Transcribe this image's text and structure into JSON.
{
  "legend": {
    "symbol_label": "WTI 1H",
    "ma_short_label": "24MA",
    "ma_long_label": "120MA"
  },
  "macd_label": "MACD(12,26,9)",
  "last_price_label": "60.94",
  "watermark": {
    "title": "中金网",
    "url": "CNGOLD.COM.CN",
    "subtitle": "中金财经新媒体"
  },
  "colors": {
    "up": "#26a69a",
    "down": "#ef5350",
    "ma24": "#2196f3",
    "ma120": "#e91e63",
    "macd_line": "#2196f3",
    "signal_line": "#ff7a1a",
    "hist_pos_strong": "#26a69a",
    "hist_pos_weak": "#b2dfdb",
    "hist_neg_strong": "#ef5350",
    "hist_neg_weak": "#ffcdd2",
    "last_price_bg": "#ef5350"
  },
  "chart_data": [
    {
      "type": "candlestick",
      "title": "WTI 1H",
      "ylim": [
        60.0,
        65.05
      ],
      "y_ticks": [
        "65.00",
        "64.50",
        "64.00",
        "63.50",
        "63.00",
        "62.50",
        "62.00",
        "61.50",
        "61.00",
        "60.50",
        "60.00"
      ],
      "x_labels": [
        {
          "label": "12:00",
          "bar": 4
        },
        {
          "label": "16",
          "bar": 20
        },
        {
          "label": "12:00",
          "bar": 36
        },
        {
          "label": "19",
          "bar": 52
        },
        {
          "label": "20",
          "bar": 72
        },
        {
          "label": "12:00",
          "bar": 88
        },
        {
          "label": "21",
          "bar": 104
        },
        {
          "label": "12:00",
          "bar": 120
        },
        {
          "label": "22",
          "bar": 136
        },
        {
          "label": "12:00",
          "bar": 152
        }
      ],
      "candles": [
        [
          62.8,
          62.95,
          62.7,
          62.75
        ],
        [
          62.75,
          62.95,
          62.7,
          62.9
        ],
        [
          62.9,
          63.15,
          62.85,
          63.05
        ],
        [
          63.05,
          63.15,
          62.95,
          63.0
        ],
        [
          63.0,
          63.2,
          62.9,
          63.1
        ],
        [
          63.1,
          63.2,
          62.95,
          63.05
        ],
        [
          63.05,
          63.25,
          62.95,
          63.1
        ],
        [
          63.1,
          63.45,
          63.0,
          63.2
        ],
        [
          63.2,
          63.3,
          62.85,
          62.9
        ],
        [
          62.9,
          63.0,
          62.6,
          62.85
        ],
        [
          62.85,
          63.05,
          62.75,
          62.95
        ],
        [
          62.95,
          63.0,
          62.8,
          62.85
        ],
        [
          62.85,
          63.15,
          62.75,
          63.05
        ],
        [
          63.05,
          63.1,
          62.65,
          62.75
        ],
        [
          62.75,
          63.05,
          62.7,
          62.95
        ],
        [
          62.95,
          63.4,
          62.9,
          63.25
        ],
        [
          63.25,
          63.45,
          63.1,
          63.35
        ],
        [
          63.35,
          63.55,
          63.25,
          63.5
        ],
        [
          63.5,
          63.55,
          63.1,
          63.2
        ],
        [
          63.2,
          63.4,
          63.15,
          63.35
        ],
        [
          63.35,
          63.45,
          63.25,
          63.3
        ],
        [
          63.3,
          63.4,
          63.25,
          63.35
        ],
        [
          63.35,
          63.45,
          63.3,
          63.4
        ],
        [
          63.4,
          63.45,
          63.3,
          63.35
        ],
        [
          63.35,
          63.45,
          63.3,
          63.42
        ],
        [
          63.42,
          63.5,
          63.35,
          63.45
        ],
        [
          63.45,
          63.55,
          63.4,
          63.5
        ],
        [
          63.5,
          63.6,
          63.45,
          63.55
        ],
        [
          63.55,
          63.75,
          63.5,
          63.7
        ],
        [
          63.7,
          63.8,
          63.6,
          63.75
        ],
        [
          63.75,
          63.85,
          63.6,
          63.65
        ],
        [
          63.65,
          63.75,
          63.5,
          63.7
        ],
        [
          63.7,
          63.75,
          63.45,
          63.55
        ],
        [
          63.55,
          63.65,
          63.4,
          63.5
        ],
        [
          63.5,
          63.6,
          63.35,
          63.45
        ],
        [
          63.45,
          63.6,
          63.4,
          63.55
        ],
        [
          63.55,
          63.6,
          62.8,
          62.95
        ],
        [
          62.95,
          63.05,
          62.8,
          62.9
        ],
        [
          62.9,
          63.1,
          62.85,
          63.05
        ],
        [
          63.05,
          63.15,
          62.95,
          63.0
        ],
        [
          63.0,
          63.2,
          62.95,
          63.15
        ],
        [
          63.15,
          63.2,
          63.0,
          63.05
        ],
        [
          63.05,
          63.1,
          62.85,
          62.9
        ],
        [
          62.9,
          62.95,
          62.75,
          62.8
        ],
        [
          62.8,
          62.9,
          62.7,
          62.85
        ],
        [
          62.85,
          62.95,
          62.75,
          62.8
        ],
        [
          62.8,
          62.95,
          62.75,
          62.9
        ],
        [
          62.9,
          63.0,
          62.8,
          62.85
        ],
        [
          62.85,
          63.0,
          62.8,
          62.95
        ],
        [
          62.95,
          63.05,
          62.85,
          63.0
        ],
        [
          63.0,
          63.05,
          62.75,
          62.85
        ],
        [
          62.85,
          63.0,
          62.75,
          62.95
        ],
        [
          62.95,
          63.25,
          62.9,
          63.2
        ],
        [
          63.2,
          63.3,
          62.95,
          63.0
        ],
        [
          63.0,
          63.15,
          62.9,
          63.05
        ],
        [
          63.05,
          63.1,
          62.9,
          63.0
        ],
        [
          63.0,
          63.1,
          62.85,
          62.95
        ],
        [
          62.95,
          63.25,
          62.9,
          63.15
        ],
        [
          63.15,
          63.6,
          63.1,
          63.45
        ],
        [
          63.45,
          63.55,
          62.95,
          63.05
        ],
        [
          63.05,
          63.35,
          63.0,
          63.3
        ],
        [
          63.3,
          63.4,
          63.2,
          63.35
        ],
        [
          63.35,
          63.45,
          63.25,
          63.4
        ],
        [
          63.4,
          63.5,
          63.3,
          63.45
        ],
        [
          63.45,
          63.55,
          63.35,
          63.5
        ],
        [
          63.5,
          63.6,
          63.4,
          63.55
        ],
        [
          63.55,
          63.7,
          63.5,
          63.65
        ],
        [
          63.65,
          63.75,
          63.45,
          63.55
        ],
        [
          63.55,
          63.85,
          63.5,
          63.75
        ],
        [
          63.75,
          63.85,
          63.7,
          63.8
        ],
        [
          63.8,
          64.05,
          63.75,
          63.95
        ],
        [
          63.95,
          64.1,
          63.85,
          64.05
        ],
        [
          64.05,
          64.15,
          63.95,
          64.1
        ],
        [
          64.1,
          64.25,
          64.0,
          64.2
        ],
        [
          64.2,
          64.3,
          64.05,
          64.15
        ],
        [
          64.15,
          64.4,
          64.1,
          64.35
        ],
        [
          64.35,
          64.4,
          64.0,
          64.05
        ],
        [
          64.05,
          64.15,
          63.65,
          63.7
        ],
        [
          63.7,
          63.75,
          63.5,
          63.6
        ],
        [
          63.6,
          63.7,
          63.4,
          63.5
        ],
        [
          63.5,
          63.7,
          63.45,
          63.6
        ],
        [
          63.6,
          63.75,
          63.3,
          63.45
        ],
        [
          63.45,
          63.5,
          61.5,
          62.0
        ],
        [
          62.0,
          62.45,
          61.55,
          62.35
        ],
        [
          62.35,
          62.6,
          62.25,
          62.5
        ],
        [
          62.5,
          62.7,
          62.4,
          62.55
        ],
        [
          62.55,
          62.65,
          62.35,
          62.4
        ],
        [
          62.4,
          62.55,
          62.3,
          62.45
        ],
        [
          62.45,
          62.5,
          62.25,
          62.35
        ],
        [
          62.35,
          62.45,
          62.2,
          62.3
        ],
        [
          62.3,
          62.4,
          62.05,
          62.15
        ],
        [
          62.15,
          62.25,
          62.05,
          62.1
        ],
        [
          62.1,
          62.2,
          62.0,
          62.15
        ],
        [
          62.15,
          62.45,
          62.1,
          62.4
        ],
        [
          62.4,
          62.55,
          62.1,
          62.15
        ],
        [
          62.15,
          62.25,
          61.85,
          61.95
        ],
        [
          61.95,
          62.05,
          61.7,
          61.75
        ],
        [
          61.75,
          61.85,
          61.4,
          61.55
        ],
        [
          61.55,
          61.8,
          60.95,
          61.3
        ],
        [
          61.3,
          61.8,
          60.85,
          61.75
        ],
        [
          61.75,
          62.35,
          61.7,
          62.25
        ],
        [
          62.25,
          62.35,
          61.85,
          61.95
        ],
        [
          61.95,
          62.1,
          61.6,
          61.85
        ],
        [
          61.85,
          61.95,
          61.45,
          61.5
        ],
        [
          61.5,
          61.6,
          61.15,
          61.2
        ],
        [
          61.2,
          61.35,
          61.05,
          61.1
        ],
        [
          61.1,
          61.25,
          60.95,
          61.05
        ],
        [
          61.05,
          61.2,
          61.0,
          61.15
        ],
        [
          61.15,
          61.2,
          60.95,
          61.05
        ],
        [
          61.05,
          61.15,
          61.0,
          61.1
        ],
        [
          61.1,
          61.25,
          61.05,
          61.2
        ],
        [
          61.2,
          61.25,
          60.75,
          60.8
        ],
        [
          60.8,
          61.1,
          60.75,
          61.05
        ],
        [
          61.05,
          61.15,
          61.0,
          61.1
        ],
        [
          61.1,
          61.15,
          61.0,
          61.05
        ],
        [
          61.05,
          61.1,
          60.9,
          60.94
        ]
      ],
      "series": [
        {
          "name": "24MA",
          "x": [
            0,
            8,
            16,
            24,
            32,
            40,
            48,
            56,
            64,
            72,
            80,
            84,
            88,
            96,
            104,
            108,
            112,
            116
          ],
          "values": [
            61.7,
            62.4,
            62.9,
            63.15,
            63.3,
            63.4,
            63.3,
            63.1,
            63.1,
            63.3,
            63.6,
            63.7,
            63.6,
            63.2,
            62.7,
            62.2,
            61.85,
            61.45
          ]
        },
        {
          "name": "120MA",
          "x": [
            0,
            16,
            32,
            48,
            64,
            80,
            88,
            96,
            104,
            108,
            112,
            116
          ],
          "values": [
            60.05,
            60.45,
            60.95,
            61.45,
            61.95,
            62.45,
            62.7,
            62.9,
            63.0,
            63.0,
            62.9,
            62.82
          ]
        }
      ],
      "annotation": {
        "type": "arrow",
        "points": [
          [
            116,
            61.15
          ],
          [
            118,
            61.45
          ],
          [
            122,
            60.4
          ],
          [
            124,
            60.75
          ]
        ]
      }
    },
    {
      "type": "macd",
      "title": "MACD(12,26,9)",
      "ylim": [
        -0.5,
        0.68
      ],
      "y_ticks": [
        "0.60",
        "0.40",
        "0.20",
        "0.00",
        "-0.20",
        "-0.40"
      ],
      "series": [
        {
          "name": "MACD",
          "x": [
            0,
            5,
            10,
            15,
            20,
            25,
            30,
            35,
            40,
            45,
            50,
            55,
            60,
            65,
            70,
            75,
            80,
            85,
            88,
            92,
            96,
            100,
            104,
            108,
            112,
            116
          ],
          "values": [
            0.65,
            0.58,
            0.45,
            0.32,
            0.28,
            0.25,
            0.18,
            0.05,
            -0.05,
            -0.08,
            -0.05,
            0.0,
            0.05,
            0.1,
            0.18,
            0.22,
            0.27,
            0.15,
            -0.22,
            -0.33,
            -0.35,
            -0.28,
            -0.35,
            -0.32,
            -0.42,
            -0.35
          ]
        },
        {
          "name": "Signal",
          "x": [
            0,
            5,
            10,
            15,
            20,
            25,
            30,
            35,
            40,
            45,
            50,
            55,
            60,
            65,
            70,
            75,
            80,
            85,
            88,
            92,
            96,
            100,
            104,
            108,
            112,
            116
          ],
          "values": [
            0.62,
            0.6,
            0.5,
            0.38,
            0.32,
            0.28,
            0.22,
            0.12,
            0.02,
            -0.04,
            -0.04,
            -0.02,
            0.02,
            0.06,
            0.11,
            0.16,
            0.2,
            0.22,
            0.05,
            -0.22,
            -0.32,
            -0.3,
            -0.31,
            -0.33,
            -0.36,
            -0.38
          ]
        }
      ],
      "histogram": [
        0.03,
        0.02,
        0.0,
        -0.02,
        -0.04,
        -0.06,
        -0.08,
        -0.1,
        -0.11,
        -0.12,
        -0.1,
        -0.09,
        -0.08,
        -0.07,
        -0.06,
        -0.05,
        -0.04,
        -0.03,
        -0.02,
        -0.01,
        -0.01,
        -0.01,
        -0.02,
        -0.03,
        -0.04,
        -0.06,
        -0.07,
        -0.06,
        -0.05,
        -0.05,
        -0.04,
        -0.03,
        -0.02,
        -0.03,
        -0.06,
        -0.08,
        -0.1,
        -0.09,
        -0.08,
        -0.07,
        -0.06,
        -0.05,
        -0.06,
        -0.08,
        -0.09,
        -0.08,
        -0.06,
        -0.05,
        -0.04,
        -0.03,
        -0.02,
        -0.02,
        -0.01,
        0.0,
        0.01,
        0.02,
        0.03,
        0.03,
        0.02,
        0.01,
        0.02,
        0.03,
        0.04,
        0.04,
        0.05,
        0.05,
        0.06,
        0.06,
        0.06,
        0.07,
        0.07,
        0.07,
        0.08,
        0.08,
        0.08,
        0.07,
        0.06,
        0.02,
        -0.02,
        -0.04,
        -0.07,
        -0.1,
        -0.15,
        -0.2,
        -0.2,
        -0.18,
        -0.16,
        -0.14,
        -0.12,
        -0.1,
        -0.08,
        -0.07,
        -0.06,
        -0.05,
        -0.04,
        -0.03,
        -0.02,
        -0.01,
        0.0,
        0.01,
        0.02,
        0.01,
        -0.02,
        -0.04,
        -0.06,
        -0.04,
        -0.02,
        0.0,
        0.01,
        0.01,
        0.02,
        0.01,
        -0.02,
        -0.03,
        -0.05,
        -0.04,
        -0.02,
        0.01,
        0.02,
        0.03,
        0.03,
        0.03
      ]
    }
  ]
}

** YOUR GOAL **
How many of the lines above hold the word "type"? Give only that number.

** RESULT OF THIS EXERCISE **
3